Figure content listings –

■ ■ ■ ■ ■ ■ ■

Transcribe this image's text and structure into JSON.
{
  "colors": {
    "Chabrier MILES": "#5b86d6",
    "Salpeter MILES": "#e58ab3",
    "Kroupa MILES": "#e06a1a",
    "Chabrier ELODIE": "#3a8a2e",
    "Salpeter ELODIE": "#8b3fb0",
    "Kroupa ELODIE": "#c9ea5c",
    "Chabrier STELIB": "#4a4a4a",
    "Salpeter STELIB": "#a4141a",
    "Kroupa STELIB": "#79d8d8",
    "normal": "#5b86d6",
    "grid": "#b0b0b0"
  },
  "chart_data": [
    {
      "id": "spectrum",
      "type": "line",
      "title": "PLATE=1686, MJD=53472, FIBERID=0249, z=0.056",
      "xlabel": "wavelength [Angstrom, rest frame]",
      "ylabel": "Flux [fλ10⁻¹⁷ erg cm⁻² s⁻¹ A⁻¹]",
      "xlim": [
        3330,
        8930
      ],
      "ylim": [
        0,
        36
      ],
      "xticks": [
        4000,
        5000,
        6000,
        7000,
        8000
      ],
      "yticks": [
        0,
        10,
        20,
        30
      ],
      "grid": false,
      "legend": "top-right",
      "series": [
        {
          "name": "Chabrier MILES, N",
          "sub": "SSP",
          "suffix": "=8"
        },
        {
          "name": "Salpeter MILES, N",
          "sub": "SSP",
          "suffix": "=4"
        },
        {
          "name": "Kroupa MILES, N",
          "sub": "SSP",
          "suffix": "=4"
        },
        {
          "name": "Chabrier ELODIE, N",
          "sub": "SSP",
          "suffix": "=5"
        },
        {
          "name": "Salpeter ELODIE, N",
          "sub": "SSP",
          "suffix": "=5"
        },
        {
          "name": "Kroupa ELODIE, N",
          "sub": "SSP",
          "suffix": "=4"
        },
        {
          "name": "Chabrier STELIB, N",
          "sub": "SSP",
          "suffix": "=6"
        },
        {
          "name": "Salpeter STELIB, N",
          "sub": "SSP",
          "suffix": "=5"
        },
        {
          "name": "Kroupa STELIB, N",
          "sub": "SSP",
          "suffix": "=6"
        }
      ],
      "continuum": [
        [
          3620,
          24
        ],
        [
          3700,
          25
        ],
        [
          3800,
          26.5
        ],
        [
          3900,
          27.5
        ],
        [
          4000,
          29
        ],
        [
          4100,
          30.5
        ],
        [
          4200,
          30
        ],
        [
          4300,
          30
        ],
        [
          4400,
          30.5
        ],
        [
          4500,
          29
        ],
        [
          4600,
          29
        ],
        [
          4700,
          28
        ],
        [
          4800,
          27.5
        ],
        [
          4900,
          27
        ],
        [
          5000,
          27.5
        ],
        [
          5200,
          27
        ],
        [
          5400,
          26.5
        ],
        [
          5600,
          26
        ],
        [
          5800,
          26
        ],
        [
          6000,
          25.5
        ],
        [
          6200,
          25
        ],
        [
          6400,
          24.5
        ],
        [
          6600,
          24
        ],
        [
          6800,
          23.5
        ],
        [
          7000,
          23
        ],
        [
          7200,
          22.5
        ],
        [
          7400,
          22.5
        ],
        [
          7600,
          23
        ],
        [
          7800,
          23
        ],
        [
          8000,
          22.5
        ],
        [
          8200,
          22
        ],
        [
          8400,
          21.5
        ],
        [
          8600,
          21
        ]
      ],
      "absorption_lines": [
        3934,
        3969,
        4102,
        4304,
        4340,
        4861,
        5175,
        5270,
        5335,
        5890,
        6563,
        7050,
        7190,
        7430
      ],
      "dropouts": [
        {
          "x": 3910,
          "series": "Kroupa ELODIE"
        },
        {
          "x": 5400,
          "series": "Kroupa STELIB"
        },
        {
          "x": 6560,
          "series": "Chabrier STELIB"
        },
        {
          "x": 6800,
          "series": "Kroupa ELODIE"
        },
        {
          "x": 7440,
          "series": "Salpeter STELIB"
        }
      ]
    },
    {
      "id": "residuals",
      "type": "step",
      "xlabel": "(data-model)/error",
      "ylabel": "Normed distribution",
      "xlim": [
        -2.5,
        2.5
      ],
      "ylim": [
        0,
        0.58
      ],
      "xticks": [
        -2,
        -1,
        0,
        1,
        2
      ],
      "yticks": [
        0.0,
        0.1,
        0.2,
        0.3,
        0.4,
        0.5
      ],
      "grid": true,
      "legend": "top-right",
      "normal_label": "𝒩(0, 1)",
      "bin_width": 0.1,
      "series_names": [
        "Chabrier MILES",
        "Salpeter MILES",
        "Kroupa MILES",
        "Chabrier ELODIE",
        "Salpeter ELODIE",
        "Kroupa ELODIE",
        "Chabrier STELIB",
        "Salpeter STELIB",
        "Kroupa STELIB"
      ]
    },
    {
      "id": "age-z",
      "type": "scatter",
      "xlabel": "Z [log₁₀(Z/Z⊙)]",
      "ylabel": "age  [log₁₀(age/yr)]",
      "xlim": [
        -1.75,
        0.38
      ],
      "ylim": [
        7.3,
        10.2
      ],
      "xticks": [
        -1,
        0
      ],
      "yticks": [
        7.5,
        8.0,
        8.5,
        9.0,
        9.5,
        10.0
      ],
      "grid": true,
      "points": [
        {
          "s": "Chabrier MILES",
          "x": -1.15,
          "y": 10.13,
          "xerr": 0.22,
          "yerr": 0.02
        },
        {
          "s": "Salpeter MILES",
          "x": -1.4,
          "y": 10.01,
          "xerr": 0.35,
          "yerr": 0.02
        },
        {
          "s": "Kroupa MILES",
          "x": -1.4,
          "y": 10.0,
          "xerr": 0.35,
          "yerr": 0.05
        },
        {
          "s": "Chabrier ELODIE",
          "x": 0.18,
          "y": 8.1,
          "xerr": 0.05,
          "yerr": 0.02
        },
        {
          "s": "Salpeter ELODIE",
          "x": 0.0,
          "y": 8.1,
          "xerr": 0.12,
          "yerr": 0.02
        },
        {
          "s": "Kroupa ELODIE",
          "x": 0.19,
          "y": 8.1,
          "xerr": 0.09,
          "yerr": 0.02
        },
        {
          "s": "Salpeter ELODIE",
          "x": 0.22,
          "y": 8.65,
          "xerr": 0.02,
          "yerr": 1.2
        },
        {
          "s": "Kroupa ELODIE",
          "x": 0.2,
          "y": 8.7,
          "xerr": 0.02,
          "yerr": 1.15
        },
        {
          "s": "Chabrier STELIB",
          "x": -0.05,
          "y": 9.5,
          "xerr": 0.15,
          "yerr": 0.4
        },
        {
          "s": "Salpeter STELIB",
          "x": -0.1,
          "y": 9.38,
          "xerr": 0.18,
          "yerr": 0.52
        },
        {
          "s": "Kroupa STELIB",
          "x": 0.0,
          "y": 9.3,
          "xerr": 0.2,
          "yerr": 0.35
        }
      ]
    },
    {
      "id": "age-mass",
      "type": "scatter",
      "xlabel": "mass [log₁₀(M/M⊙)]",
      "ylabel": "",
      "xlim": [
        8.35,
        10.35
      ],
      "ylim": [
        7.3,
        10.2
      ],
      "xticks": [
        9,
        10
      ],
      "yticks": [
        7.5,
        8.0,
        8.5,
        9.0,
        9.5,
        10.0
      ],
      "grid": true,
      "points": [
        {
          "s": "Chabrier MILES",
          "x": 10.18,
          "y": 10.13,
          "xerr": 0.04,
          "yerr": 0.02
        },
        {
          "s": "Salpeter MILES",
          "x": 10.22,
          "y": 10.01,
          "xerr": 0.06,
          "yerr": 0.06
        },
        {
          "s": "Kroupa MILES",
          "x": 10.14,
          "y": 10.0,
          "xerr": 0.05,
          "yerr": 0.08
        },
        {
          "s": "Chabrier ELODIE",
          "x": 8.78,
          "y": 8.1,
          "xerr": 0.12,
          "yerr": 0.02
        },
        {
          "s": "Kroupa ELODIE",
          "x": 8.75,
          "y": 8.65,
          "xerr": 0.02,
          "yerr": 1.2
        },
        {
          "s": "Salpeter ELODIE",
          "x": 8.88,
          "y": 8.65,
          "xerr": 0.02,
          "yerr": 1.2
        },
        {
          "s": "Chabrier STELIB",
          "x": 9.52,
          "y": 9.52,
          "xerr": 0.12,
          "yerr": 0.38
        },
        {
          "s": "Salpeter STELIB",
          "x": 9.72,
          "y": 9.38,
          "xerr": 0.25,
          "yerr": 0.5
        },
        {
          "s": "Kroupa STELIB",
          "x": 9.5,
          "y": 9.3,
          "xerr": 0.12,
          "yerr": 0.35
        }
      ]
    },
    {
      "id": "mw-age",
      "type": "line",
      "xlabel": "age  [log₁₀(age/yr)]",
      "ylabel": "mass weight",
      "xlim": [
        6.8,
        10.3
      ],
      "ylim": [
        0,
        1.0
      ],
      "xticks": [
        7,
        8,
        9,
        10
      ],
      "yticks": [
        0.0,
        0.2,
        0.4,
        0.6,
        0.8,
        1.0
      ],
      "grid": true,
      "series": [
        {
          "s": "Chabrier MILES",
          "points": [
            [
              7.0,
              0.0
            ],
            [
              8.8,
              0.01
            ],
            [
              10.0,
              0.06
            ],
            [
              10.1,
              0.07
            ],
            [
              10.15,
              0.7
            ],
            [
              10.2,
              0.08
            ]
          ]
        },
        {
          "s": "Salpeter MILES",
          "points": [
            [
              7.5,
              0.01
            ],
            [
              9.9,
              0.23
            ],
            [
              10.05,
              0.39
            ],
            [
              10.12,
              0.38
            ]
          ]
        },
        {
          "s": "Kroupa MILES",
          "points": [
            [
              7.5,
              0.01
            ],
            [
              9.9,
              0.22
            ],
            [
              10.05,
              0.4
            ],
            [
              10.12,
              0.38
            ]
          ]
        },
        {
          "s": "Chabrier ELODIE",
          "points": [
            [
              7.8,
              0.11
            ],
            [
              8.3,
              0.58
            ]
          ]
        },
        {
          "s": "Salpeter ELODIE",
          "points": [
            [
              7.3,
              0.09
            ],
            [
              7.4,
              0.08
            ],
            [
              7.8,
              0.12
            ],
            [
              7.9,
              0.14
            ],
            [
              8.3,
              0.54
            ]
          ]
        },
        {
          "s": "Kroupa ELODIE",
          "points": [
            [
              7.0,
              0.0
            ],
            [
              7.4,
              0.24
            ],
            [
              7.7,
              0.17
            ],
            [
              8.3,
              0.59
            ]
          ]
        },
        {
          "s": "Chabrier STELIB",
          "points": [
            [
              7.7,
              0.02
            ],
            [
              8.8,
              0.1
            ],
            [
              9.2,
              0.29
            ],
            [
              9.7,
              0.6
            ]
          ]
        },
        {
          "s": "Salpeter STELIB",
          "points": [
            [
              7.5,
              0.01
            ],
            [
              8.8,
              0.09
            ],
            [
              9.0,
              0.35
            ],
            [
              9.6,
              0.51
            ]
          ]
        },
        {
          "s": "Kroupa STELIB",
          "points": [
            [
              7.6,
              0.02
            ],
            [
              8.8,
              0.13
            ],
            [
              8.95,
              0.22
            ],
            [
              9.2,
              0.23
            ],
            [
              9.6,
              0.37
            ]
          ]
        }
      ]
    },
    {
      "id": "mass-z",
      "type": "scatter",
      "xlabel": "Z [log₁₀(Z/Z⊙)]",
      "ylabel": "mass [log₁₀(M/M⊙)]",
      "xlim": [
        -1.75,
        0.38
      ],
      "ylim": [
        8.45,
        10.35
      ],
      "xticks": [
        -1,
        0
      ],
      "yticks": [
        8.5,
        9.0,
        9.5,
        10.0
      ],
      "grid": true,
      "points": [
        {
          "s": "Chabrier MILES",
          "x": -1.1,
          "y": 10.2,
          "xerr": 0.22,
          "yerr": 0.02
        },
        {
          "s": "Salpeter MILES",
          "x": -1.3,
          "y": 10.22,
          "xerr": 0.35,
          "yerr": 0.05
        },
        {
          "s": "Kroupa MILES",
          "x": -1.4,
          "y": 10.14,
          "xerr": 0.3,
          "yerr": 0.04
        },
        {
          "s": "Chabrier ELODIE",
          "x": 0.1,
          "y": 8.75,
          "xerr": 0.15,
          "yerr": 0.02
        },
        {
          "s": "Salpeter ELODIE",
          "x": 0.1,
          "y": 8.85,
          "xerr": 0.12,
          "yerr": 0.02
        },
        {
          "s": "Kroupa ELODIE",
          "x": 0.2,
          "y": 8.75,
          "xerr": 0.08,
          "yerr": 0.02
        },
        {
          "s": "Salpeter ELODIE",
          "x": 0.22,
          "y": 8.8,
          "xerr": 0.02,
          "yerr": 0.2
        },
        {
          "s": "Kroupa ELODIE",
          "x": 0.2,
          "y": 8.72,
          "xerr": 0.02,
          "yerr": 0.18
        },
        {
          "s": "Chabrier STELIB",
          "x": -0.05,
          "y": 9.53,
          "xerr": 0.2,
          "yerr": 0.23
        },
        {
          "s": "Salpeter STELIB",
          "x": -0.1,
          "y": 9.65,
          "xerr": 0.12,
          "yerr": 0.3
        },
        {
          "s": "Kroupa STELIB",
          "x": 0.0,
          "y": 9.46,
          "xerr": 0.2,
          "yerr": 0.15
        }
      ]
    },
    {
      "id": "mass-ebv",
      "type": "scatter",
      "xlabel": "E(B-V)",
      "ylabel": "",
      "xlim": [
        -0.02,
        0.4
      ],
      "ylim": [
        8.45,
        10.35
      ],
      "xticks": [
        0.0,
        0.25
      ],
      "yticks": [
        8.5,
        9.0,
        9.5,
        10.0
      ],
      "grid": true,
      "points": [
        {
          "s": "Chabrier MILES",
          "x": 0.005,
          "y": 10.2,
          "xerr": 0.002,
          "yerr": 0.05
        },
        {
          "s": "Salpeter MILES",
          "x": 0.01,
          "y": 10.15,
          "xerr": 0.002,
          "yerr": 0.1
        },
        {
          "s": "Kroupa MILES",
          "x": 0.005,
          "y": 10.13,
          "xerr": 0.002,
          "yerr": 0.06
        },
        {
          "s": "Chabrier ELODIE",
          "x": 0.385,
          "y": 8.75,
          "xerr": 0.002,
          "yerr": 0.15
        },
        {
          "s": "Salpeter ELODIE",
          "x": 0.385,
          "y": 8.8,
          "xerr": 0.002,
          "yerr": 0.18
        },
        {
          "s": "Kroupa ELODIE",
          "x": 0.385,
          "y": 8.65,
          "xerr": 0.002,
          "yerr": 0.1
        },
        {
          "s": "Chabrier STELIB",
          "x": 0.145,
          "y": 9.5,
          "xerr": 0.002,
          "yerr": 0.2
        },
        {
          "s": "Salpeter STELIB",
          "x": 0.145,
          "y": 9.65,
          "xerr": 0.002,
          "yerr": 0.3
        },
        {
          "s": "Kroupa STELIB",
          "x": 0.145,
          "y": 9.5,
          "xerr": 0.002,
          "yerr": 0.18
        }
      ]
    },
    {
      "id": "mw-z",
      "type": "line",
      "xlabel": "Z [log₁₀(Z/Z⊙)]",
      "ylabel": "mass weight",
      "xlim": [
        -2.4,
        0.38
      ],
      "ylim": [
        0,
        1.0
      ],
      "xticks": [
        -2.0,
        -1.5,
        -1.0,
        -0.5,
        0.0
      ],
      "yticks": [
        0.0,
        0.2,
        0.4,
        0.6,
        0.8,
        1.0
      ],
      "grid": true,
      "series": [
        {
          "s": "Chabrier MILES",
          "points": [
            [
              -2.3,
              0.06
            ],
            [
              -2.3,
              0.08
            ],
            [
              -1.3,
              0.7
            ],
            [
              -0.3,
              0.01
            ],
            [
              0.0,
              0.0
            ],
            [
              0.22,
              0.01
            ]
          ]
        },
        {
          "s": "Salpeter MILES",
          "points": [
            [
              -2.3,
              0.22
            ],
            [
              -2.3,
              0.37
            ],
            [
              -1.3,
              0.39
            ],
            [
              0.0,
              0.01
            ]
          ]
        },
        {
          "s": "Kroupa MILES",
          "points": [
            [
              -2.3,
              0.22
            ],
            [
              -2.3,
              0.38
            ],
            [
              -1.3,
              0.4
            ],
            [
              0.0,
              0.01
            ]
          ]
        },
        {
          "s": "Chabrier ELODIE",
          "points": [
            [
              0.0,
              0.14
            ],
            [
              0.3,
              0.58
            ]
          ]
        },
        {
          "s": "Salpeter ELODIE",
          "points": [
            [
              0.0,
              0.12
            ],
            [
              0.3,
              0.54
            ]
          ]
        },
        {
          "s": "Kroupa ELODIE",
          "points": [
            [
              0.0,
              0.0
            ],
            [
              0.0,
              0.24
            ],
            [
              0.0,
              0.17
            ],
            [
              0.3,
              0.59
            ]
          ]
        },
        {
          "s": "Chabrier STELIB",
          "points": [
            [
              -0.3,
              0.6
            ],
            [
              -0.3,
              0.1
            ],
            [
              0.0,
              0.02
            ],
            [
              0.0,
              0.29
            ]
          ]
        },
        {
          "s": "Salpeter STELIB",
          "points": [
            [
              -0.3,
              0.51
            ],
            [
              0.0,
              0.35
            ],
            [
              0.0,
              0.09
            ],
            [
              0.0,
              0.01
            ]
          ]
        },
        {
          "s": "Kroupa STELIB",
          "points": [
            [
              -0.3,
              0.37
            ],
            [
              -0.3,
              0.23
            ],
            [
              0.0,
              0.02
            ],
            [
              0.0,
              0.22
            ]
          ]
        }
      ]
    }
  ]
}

■ ■ ■ ■ ■ ■ ■

The task –
Pick out all lines containing the string "ylabel".

Task result –
      "ylabel": "Flux [fλ10⁻¹⁷ erg cm⁻² s⁻¹ A⁻¹]",
      "ylabel": "Normed distribution",
      "ylabel": "age  [log₁₀(age/yr)]",
      "ylabel": "",
      "ylabel": "mass weight",
      "ylabel": "mass [log₁₀(M/M⊙)]",
      "ylabel": "",
      "ylabel": "mass weight",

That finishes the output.